_EXERCISE REQUIREMENTS_
Check every line below for the string "uvmo", and copy the lines that contain it.

_INPUT FOR THIS TASK_
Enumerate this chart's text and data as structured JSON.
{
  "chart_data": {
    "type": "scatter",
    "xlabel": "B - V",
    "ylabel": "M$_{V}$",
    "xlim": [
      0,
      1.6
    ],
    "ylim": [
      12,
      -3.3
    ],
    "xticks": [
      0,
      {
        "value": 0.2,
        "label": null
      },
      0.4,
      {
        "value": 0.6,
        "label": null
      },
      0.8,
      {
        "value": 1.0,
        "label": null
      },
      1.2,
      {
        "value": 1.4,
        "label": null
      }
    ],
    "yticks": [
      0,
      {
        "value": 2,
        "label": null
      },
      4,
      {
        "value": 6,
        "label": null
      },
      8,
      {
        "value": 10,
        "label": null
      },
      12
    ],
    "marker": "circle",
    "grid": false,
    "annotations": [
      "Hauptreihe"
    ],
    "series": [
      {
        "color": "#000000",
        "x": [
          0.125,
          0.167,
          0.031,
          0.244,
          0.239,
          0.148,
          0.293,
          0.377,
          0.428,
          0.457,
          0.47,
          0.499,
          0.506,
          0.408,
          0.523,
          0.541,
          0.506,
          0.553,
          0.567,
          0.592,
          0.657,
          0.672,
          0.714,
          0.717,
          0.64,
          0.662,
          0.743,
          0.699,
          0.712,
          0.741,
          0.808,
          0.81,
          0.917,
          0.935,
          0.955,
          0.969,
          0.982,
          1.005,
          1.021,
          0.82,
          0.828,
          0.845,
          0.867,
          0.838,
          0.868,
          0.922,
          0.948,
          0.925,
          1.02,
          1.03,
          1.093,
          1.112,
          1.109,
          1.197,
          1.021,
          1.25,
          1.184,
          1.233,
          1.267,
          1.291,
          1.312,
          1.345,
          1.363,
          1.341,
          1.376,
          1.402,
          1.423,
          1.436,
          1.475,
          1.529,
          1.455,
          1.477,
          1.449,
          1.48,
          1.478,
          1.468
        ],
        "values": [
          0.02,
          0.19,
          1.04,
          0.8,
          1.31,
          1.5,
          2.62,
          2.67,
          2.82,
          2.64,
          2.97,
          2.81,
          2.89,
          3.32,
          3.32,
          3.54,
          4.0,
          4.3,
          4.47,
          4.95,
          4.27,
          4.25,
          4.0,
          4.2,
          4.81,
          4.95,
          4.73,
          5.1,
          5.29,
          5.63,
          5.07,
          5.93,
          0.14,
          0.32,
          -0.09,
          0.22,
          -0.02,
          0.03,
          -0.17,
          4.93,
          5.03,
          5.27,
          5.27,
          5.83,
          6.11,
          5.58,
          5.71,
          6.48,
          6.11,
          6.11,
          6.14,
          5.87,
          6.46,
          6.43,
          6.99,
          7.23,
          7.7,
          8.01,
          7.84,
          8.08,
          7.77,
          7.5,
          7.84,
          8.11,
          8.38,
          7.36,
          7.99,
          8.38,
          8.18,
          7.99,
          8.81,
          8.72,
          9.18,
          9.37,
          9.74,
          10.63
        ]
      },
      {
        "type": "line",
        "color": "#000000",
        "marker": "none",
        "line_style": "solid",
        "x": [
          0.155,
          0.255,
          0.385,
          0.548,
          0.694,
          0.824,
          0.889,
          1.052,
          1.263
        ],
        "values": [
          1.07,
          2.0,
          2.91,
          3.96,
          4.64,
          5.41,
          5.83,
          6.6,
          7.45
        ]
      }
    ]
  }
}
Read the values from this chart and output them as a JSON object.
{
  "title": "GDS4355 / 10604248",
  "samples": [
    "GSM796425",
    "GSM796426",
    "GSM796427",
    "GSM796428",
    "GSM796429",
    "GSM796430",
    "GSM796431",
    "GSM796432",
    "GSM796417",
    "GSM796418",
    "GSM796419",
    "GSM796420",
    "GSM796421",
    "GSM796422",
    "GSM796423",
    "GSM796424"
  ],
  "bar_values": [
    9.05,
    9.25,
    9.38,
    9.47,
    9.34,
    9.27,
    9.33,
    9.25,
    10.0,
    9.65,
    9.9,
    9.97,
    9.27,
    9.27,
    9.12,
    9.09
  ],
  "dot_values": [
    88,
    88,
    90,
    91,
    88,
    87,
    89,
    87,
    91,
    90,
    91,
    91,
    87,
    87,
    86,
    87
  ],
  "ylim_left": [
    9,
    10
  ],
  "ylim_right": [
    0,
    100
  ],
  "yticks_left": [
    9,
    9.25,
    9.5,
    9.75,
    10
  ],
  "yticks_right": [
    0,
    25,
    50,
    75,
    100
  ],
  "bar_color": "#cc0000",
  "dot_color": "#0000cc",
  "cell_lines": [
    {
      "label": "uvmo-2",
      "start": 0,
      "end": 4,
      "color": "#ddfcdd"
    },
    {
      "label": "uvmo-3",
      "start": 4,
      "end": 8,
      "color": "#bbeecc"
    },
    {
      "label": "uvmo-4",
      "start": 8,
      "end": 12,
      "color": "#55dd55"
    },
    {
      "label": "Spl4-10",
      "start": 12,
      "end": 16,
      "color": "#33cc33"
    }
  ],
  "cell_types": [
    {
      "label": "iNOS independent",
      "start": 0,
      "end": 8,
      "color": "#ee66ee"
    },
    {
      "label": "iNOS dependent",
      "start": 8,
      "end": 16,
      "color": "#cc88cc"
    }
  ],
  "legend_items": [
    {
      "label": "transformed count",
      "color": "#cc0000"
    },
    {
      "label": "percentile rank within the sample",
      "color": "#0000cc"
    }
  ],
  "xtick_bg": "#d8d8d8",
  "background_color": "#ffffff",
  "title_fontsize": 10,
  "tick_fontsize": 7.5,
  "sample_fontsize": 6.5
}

_RIGHT ANSWER_
      "label": "uvmo-2",
      "label": "uvmo-3",
      "label": "uvmo-4",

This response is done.